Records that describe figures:

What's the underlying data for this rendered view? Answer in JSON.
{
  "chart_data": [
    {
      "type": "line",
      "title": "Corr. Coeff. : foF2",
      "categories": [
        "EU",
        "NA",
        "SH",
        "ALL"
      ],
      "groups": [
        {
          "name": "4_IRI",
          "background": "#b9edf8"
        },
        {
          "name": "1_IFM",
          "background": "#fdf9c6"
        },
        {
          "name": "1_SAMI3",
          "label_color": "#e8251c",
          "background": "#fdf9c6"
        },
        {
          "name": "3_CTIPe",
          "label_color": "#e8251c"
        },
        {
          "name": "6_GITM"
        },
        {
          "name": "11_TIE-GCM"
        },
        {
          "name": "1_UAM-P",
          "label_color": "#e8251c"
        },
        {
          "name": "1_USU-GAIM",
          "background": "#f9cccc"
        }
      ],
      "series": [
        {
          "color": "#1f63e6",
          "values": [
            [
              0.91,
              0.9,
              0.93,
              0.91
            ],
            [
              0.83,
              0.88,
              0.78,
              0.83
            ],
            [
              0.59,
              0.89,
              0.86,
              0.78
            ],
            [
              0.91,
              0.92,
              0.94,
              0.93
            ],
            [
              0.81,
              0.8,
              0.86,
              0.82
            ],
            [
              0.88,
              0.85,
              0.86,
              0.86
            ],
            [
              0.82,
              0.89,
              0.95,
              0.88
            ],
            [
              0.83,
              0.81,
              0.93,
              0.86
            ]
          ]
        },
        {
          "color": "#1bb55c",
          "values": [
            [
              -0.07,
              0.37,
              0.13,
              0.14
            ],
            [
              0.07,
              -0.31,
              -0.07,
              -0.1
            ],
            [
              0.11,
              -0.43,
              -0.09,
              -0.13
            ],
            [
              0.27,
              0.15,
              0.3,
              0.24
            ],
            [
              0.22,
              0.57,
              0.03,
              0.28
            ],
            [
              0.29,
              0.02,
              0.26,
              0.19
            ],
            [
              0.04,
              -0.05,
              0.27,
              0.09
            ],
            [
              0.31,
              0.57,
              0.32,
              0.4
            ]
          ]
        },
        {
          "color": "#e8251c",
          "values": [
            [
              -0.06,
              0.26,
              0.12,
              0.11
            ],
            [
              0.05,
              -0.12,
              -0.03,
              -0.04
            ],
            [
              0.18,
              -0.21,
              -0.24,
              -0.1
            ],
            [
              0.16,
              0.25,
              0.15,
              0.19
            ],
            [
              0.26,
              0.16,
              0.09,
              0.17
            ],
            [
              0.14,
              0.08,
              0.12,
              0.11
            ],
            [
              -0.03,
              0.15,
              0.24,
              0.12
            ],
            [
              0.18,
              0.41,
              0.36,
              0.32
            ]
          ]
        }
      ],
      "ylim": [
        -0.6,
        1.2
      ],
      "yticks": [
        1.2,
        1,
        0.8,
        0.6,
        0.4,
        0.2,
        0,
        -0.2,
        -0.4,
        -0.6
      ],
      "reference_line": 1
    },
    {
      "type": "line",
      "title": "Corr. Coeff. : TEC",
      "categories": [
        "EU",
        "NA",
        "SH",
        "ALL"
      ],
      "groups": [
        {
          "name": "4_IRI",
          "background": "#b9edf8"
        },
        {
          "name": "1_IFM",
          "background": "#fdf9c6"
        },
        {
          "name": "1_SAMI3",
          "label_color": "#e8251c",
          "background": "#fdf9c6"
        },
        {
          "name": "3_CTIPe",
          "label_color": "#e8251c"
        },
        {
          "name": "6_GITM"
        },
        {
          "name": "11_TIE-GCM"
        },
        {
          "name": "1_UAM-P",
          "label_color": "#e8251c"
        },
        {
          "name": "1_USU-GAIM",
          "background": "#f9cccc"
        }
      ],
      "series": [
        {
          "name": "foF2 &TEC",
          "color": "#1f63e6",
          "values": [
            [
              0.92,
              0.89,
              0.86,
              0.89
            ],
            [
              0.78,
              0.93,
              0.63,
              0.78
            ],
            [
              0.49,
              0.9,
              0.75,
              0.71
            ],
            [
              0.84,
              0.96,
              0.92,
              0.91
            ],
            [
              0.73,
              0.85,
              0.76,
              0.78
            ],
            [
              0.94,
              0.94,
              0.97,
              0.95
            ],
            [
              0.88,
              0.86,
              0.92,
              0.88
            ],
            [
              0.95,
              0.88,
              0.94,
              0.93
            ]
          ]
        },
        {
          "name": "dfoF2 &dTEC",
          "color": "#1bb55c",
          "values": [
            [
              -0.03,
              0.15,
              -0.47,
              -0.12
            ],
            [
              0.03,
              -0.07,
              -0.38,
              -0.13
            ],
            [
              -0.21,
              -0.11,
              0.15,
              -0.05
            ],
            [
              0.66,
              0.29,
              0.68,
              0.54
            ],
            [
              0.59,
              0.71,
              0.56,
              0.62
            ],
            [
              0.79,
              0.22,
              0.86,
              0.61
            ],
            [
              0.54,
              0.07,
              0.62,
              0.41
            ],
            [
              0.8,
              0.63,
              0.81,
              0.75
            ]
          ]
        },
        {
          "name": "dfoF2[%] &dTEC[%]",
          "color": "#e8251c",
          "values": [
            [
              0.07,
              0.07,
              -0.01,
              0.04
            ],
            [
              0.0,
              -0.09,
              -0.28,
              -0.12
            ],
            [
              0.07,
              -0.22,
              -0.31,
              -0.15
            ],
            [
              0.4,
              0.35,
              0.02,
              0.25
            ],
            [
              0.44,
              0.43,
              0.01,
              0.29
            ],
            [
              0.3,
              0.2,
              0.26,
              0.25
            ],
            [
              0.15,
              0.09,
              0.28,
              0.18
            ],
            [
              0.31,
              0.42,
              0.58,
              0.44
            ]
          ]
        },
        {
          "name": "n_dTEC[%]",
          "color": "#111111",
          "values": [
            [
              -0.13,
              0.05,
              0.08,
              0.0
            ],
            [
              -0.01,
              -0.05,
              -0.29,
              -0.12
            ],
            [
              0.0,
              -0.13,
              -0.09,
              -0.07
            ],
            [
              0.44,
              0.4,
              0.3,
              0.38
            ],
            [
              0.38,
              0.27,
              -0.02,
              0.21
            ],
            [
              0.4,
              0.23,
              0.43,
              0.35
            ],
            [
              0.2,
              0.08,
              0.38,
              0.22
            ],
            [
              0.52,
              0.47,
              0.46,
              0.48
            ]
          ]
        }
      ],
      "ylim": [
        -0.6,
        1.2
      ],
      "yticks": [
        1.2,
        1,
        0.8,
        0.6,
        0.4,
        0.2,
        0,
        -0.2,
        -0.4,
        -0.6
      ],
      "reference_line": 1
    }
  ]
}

§ Exercise
Repeat back the data above, exact to the last character.

§ Finished task
What's the underlying data for this rendered view? Answer in JSON.
{
  "chart_data": [
    {
      "type": "line",
      "title": "Corr. Coeff. : foF2",
      "categories": [
        "EU",
        "NA",
        "SH",
        "ALL"
      ],
      "groups": [
        {
          "name": "4_IRI",
          "background": "#b9edf8"
        },
        {
          "name": "1_IFM",
          "background": "#fdf9c6"
        },
        {
          "name": "1_SAMI3",
          "label_color": "#e8251c",
          "background": "#fdf9c6"
        },
        {
          "name": "3_CTIPe",
          "label_color": "#e8251c"
        },
        {
          "name": "6_GITM"
        },
        {
          "name": "11_TIE-GCM"
        },
        {
          "name": "1_UAM-P",
          "label_color": "#e8251c"
        },
        {
          "name": "1_USU-GAIM",
          "background": "#f9cccc"
        }
      ],
      "series": [
        {
          "color": "#1f63e6",
          "values": [
            [
              0.91,
              0.9,
              0.93,
              0.91
            ],
            [
              0.83,
              0.88,
              0.78,
              0.83
            ],
            [
              0.59,
              0.89,
              0.86,
              0.78
            ],
            [
              0.91,
              0.92,
              0.94,
              0.93
            ],
            [
              0.81,
              0.8,
              0.86,
              0.82
            ],
            [
              0.88,
              0.85,
              0.86,
              0.86
            ],
            [
              0.82,
              0.89,
              0.95,
              0.88
            ],
            [
              0.83,
              0.81,
              0.93,
              0.86
            ]
          ]
        },
        {
          "color": "#1bb55c",
          "values": [
            [
              -0.07,
              0.37,
              0.13,
              0.14
            ],
            [
              0.07,
              -0.31,
              -0.07,
              -0.1
            ],
            [
              0.11,
              -0.43,
              -0.09,
              -0.13
            ],
            [
              0.27,
              0.15,
              0.3,
              0.24
            ],
            [
              0.22,
              0.57,
              0.03,
              0.28
            ],
            [
              0.29,
              0.02,
              0.26,
              0.19
            ],
            [
              0.04,
              -0.05,
              0.27,
              0.09
            ],
            [
              0.31,
              0.57,
              0.32,
              0.4
            ]
          ]
        },
        {
          "color": "#e8251c",
          "values": [
            [
              -0.06,
              0.26,
              0.12,
              0.11
            ],
            [
              0.05,
              -0.12,
              -0.03,
              -0.04
            ],
            [
              0.18,
              -0.21,
              -0.24,
              -0.1
            ],
            [
              0.16,
              0.25,
              0.15,
              0.19
            ],
            [
              0.26,
              0.16,
              0.09,
              0.17
            ],
            [
              0.14,
              0.08,
              0.12,
              0.11
            ],
            [
              -0.03,
              0.15,
              0.24,
              0.12
            ],
            [
              0.18,
              0.41,
              0.36,
              0.32
            ]
          ]
        }
      ],
      "ylim": [
        -0.6,
        1.2
      ],
      "yticks": [
        1.2,
        1,
        0.8,
        0.6,
        0.4,
        0.2,
        0,
        -0.2,
        -0.4,
        -0.6
      ],
      "reference_line": 1
    },
    {
      "type": "line",
      "title": "Corr. Coeff. : TEC",
      "categories": [
        "EU",
        "NA",
        "SH",
        "ALL"
      ],
      "groups": [
        {
          "name": "4_IRI",
          "background": "#b9edf8"
        },
        {
          "name": "1_IFM",
          "background": "#fdf9c6"
        },
        {
          "name": "1_SAMI3",
          "label_color": "#e8251c",
          "background": "#fdf9c6"
        },
        {
          "name": "3_CTIPe",
          "label_color": "#e8251c"
        },
        {
          "name": "6_GITM"
        },
        {
          "name": "11_TIE-GCM"
        },
        {
          "name": "1_UAM-P",
          "label_color": "#e8251c"
        },
        {
          "name": "1_USU-GAIM",
          "background": "#f9cccc"
        }
      ],
      "series": [
        {
          "name": "foF2 &TEC",
          "color": "#1f63e6",
          "values": [
            [
              0.92,
              0.89,
              0.86,
              0.89
            ],
            [
              0.78,
              0.93,
              0.63,
              0.78
            ],
            [
              0.49,
              0.9,
              0.75,
              0.71
            ],
            [
              0.84,
              0.96,
              0.92,
              0.91
            ],
            [
              0.73,
              0.85,
              0.76,
              0.78
            ],
            [
              0.94,
              0.94,
              0.97,
              0.95
            ],
            [
              0.88,
              0.86,
              0.92,
              0.88
            ],
            [
              0.95,
              0.88,
              0.94,
              0.93
            ]
          ]
        },
        {
          "name": "dfoF2 &dTEC",
          "color": "#1bb55c",
          "values": [
            [
              -0.03,
              0.15,
              -0.47,
              -0.12
            ],
            [
              0.03,
              -0.07,
              -0.38,
              -0.13
            ],
            [
              -0.21,
              -0.11,
              0.15,
              -0.05
            ],
            [
              0.66,
              0.29,
              0.68,
              0.54
            ],
            [
              0.59,
              0.71,
              0.56,
              0.62
            ],
            [
              0.79,
              0.22,
              0.86,
              0.61
            ],
            [
              0.54,
              0.07,
              0.62,
              0.41
            ],
            [
              0.8,
              0.63,
              0.81,
              0.75
            ]
          ]
        },
        {
          "name": "dfoF2[%] &dTEC[%]",
          "color": "#e8251c",
          "values": [
            [
              0.07,
              0.07,
              -0.01,
              0.04
            ],
            [
              0.0,
              -0.09,
              -0.28,
              -0.12
            ],
            [
              0.07,
              -0.22,
              -0.31,
              -0.15
            ],
            [
              0.4,
              0.35,
              0.02,
              0.25
            ],
            [
              0.44,
              0.43,
              0.01,
              0.29
            ],
            [
              0.3,
              0.2,
              0.26,
              0.25
            ],
            [
              0.15,
              0.09,
              0.28,
              0.18
            ],
            [
              0.31,
              0.42,
              0.58,
              0.44
            ]
          ]
        },
        {
          "name": "n_dTEC[%]",
          "color": "#111111",
          "values": [
            [
              -0.13,
              0.05,
              0.08,
              0.0
            ],
            [
              -0.01,
              -0.05,
              -0.29,
              -0.12
            ],
            [
              0.0,
              -0.13,
              -0.09,
              -0.07
            ],
            [
              0.44,
              0.4,
              0.3,
              0.38
            ],
            [
              0.38,
              0.27,
              -0.02,
              0.21
            ],
            [
              0.4,
              0.23,
              0.43,
              0.35
            ],
            [
              0.2,
              0.08,
              0.38,
              0.22
            ],
            [
              0.52,
              0.47,
              0.46,
              0.48
            ]
          ]
        }
      ],
      "ylim": [
        -0.6,
        1.2
      ],
      "yticks": [
        1.2,
        1,
        0.8,
        0.6,
        0.4,
        0.2,
        0,
        -0.2,
        -0.4,
        -0.6
      ],
      "reference_line": 1
    }
  ]
}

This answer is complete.